[START Stored rows]

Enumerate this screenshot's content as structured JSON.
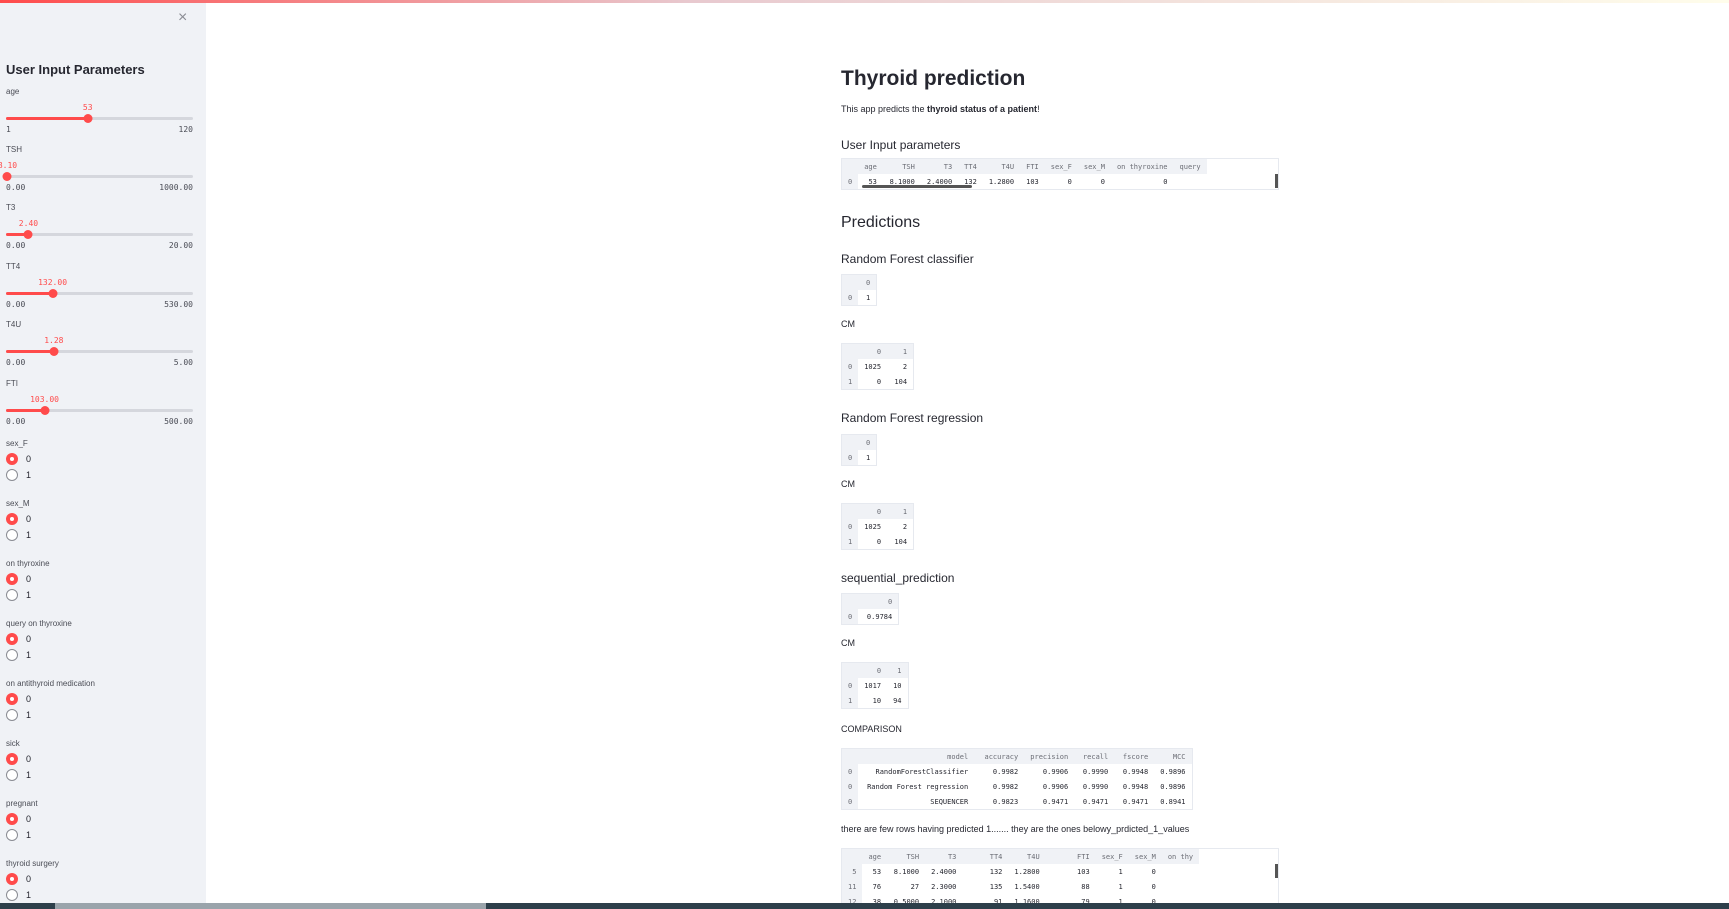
{
  "sidebar": {
    "close_glyph": "×",
    "title": "User Input Parameters",
    "sliders": [
      {
        "label": "age",
        "value": "53",
        "min": "1",
        "max": "120",
        "fraction": 0.437
      },
      {
        "label": "TSH",
        "value": "8.10",
        "min": "0.00",
        "max": "1000.00",
        "fraction": 0.008
      },
      {
        "label": "T3",
        "value": "2.40",
        "min": "0.00",
        "max": "20.00",
        "fraction": 0.12
      },
      {
        "label": "TT4",
        "value": "132.00",
        "min": "0.00",
        "max": "530.00",
        "fraction": 0.249
      },
      {
        "label": "T4U",
        "value": "1.28",
        "min": "0.00",
        "max": "5.00",
        "fraction": 0.256
      },
      {
        "label": "FTI",
        "value": "103.00",
        "min": "0.00",
        "max": "500.00",
        "fraction": 0.206
      }
    ],
    "radios": [
      {
        "label": "sex_F",
        "options": [
          "0",
          "1"
        ],
        "selected": "0"
      },
      {
        "label": "sex_M",
        "options": [
          "0",
          "1"
        ],
        "selected": "0"
      },
      {
        "label": "on thyroxine",
        "options": [
          "0",
          "1"
        ],
        "selected": "0"
      },
      {
        "label": "query on thyroxine",
        "options": [
          "0",
          "1"
        ],
        "selected": "0"
      },
      {
        "label": "on antithyroid medication",
        "options": [
          "0",
          "1"
        ],
        "selected": "0"
      },
      {
        "label": "sick",
        "options": [
          "0",
          "1"
        ],
        "selected": "0"
      },
      {
        "label": "pregnant",
        "options": [
          "0",
          "1"
        ],
        "selected": "0"
      },
      {
        "label": "thyroid surgery",
        "options": [
          "0",
          "1"
        ],
        "selected": "0"
      }
    ]
  },
  "main": {
    "title": "Thyroid prediction",
    "intro": {
      "before": "This app predicts the ",
      "bold": "thyroid status of a patient",
      "after": "!"
    },
    "user_input_heading": "User Input parameters",
    "user_input_table": {
      "columns": [
        "",
        "age",
        "TSH",
        "T3",
        "TT4",
        "T4U",
        "FTI",
        "sex_F",
        "sex_M",
        "on thyroxine",
        "query"
      ],
      "rows": [
        [
          "0",
          "53",
          "8.1000",
          "2.4000",
          "132",
          "1.2800",
          "103",
          "0",
          "0",
          "0",
          ""
        ]
      ]
    },
    "predictions_heading": "Predictions",
    "rf_classifier": {
      "heading": "Random Forest classifier",
      "pred": {
        "columns": [
          "",
          "0"
        ],
        "rows": [
          [
            "0",
            "1"
          ]
        ]
      },
      "cm_label": "CM",
      "cm": {
        "columns": [
          "",
          "0",
          "1"
        ],
        "rows": [
          [
            "0",
            "1025",
            "2"
          ],
          [
            "1",
            "0",
            "104"
          ]
        ]
      }
    },
    "rf_regression": {
      "heading": "Random Forest regression",
      "pred": {
        "columns": [
          "",
          "0"
        ],
        "rows": [
          [
            "0",
            "1"
          ]
        ]
      },
      "cm_label": "CM",
      "cm": {
        "columns": [
          "",
          "0",
          "1"
        ],
        "rows": [
          [
            "0",
            "1025",
            "2"
          ],
          [
            "1",
            "0",
            "104"
          ]
        ]
      }
    },
    "sequential": {
      "heading": "sequential_prediction",
      "pred": {
        "columns": [
          "",
          "0"
        ],
        "rows": [
          [
            "0",
            "0.9784"
          ]
        ]
      },
      "cm_label": "CM",
      "cm": {
        "columns": [
          "",
          "0",
          "1"
        ],
        "rows": [
          [
            "0",
            "1017",
            "10"
          ],
          [
            "1",
            "10",
            "94"
          ]
        ]
      }
    },
    "comparison_label": "COMPARISON",
    "comparison": {
      "columns": [
        "",
        "model",
        "accuracy",
        "precision",
        "recall",
        "fscore",
        "MCC"
      ],
      "rows": [
        [
          "0",
          "RandomForestClassifier",
          "0.9982",
          "0.9906",
          "0.9990",
          "0.9948",
          "0.9896"
        ],
        [
          "0",
          "Random Forest regression",
          "0.9982",
          "0.9906",
          "0.9990",
          "0.9948",
          "0.9896"
        ],
        [
          "0",
          "SEQUENCER",
          "0.9823",
          "0.9471",
          "0.9471",
          "0.9471",
          "0.8941"
        ]
      ]
    },
    "few_rows_note": "there are few rows having predicted 1....... they are the ones belowy_prdicted_1_values",
    "predicted_1_table": {
      "columns": [
        "",
        "age",
        "TSH",
        "T3",
        "TT4",
        "T4U",
        "FTI",
        "sex_F",
        "sex_M",
        "on thy"
      ],
      "rows": [
        [
          "5",
          "53",
          "8.1000",
          "2.4000",
          "132",
          "1.2800",
          "103",
          "1",
          "0",
          ""
        ],
        [
          "11",
          "76",
          "27",
          "2.3000",
          "135",
          "1.5400",
          "88",
          "1",
          "0",
          ""
        ],
        [
          "12",
          "38",
          "0.5000",
          "2.1000",
          "91",
          "1.1600",
          "79",
          "1",
          "0",
          ""
        ]
      ]
    }
  }
}
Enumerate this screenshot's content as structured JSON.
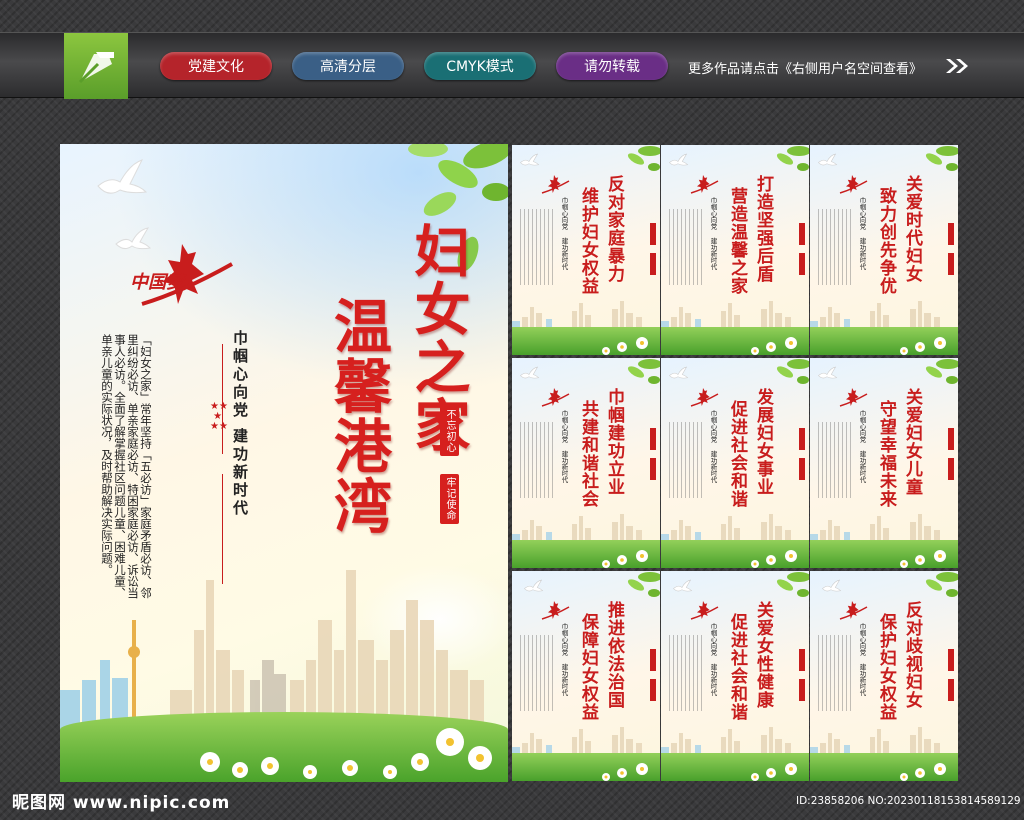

[END Stored rows]

◆ Set exercise:
Copy all the data exactly as written, but skip any picture.

◆ Written response:
Enumerate this screenshot's content as structured JSON.
{
  "sidebar": {
    "close_glyph": "×",
    "title": "User Input Parameters",
    "sliders": [
      {
        "label": "age",
        "value": "53",
        "min": "1",
        "max": "120",
        "fraction": 0.437
      },
      {
        "label": "TSH",
        "value": "8.10",
        "min": "0.00",
        "max": "1000.00",
        "fraction": 0.008
      },
      {
        "label": "T3",
        "value": "2.40",
        "min": "0.00",
        "max": "20.00",
        "fraction": 0.12
      },
      {
        "label": "TT4",
        "value": "132.00",
        "min": "0.00",
        "max": "530.00",
        "fraction": 0.249
      },
      {
        "label": "T4U",
        "value": "1.28",
        "min": "0.00",
        "max": "5.00",
        "fraction": 0.256
      },
      {
        "label": "FTI",
        "value": "103.00",
        "min": "0.00",
        "max": "500.00",
        "fraction": 0.206
      }
    ],
    "radios": [
      {
        "label": "sex_F",
        "options": [
          "0",
          "1"
        ],
        "selected": "0"
      },
      {
        "label": "sex_M",
        "options": [
          "0",
          "1"
        ],
        "selected": "0"
      },
      {
        "label": "on thyroxine",
        "options": [
          "0",
          "1"
        ],
        "selected": "0"
      },
      {
        "label": "query on thyroxine",
        "options": [
          "0",
          "1"
        ],
        "selected": "0"
      },
      {
        "label": "on antithyroid medication",
        "options": [
          "0",
          "1"
        ],
        "selected": "0"
      },
      {
        "label": "sick",
        "options": [
          "0",
          "1"
        ],
        "selected": "0"
      },
      {
        "label": "pregnant",
        "options": [
          "0",
          "1"
        ],
        "selected": "0"
      },
      {
        "label": "thyroid surgery",
        "options": [
          "0",
          "1"
        ],
        "selected": "0"
      }
    ]
  },
  "main": {
    "title": "Thyroid prediction",
    "intro": {
      "before": "This app predicts the ",
      "bold": "thyroid status of a patient",
      "after": "!"
    },
    "user_input_heading": "User Input parameters",
    "user_input_table": {
      "columns": [
        "",
        "age",
        "TSH",
        "T3",
        "TT4",
        "T4U",
        "FTI",
        "sex_F",
        "sex_M",
        "on thyroxine",
        "query"
      ],
      "rows": [
        [
          "0",
          "53",
          "8.1000",
          "2.4000",
          "132",
          "1.2800",
          "103",
          "0",
          "0",
          "0",
          ""
        ]
      ]
    },
    "predictions_heading": "Predictions",
    "rf_classifier": {
      "heading": "Random Forest classifier",
      "pred": {
        "columns": [
          "",
          "0"
        ],
        "rows": [
          [
            "0",
            "1"
          ]
        ]
      },
      "cm_label": "CM",
      "cm": {
        "columns": [
          "",
          "0",
          "1"
        ],
        "rows": [
          [
            "0",
            "1025",
            "2"
          ],
          [
            "1",
            "0",
            "104"
          ]
        ]
      }
    },
    "rf_regression": {
      "heading": "Random Forest regression",
      "pred": {
        "columns": [
          "",
          "0"
        ],
        "rows": [
          [
            "0",
            "1"
          ]
        ]
      },
      "cm_label": "CM",
      "cm": {
        "columns": [
          "",
          "0",
          "1"
        ],
        "rows": [
          [
            "0",
            "1025",
            "2"
          ],
          [
            "1",
            "0",
            "104"
          ]
        ]
      }
    },
    "sequential": {
      "heading": "sequential_prediction",
      "pred": {
        "columns": [
          "",
          "0"
        ],
        "rows": [
          [
            "0",
            "0.9784"
          ]
        ]
      },
      "cm_label": "CM",
      "cm": {
        "columns": [
          "",
          "0",
          "1"
        ],
        "rows": [
          [
            "0",
            "1017",
            "10"
          ],
          [
            "1",
            "10",
            "94"
          ]
        ]
      }
    },
    "comparison_label": "COMPARISON",
    "comparison": {
      "columns": [
        "",
        "model",
        "accuracy",
        "precision",
        "recall",
        "fscore",
        "MCC"
      ],
      "rows": [
        [
          "0",
          "RandomForestClassifier",
          "0.9982",
          "0.9906",
          "0.9990",
          "0.9948",
          "0.9896"
        ],
        [
          "0",
          "Random Forest regression",
          "0.9982",
          "0.9906",
          "0.9990",
          "0.9948",
          "0.9896"
        ],
        [
          "0",
          "SEQUENCER",
          "0.9823",
          "0.9471",
          "0.9471",
          "0.9471",
          "0.8941"
        ]
      ]
    },
    "few_rows_note": "there are few rows having predicted 1....... they are the ones belowy_prdicted_1_values",
    "predicted_1_table": {
      "columns": [
        "",
        "age",
        "TSH",
        "T3",
        "TT4",
        "T4U",
        "FTI",
        "sex_F",
        "sex_M",
        "on thy"
      ],
      "rows": [
        [
          "5",
          "53",
          "8.1000",
          "2.4000",
          "132",
          "1.2800",
          "103",
          "1",
          "0",
          ""
        ],
        [
          "11",
          "76",
          "27",
          "2.3000",
          "135",
          "1.5400",
          "88",
          "1",
          "0",
          ""
        ],
        [
          "12",
          "38",
          "0.5000",
          "2.1000",
          "91",
          "1.1600",
          "79",
          "1",
          "0",
          ""
        ]
      ]
    }
  }
}
Enumerate this screenshot's content as structured JSON.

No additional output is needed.